+++ DATA EXTRACT +++

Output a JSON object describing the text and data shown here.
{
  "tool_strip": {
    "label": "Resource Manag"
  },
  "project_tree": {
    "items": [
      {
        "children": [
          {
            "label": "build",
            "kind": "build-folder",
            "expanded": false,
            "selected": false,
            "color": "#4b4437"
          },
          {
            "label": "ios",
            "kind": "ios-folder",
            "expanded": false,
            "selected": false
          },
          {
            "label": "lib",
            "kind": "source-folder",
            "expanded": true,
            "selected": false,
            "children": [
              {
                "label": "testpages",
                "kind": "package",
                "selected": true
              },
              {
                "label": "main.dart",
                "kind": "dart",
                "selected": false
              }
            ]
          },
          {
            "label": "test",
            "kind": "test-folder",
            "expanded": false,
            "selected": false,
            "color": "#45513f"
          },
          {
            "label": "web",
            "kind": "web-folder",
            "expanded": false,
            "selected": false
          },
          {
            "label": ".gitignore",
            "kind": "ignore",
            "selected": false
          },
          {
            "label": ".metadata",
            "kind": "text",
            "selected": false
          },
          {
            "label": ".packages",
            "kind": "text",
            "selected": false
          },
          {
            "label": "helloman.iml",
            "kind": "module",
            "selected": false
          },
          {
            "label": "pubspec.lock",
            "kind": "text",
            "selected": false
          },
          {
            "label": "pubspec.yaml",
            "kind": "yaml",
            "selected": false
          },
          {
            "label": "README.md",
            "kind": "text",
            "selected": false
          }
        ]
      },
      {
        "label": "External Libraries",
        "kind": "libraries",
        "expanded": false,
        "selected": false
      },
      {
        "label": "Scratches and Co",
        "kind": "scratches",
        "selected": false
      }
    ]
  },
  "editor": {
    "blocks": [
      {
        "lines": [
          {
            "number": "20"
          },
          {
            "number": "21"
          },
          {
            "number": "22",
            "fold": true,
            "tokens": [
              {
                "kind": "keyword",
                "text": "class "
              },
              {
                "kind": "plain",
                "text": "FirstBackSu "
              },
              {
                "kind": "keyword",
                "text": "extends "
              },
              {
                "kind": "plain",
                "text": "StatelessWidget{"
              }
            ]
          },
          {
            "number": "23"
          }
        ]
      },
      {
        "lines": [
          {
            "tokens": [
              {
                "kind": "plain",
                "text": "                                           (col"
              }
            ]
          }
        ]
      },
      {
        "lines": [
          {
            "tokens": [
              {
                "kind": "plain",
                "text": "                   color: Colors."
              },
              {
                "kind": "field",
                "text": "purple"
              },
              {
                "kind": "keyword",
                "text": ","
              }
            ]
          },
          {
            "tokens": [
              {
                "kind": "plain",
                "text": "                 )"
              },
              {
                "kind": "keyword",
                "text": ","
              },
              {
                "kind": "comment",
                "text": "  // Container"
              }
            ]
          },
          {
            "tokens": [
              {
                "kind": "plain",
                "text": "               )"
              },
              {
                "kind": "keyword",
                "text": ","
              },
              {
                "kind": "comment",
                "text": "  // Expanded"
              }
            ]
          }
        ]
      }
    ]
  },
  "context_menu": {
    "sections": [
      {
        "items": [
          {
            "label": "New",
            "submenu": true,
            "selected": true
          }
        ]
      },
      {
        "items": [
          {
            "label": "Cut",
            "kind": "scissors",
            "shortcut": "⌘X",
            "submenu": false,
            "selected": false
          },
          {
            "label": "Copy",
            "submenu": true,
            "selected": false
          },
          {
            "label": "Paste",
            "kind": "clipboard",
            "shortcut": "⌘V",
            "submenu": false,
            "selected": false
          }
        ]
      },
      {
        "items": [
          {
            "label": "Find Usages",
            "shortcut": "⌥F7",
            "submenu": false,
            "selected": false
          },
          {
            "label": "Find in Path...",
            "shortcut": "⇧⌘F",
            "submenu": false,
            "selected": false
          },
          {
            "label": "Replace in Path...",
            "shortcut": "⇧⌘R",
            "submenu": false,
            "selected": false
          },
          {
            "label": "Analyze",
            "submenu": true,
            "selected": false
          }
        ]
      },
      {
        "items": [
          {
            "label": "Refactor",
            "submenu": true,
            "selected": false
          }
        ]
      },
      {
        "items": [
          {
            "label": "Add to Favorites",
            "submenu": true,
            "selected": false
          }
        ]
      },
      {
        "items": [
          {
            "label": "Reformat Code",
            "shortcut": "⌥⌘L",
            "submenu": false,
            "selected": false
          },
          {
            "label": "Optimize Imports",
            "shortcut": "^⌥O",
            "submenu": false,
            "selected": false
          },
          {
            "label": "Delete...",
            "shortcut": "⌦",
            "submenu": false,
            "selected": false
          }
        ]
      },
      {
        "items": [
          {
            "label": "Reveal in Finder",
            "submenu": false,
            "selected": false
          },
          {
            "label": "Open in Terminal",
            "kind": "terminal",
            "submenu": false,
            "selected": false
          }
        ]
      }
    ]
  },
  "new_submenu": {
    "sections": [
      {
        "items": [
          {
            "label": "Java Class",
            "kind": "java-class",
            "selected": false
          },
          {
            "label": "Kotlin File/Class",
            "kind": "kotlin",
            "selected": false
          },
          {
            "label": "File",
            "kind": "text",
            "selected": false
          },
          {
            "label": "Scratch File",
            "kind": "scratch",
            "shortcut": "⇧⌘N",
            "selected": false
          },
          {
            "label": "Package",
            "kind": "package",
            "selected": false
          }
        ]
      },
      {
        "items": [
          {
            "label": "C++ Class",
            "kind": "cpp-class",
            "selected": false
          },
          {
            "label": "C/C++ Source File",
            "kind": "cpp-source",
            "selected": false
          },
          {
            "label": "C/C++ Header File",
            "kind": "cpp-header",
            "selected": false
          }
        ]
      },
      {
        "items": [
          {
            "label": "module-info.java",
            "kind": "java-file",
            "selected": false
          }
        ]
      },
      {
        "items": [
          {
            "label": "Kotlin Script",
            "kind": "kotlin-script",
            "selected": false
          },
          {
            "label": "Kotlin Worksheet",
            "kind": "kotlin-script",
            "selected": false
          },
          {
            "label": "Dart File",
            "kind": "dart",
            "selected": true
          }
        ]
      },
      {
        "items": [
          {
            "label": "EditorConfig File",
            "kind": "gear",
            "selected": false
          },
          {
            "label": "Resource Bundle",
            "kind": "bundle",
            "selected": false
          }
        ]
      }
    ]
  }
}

+++

REQUEST: Review the preceding data and report every line that includes the string "Resource".

ANSWER IN FULL:
    "label": "Resource Manag"
            "label": "Resource Bundle",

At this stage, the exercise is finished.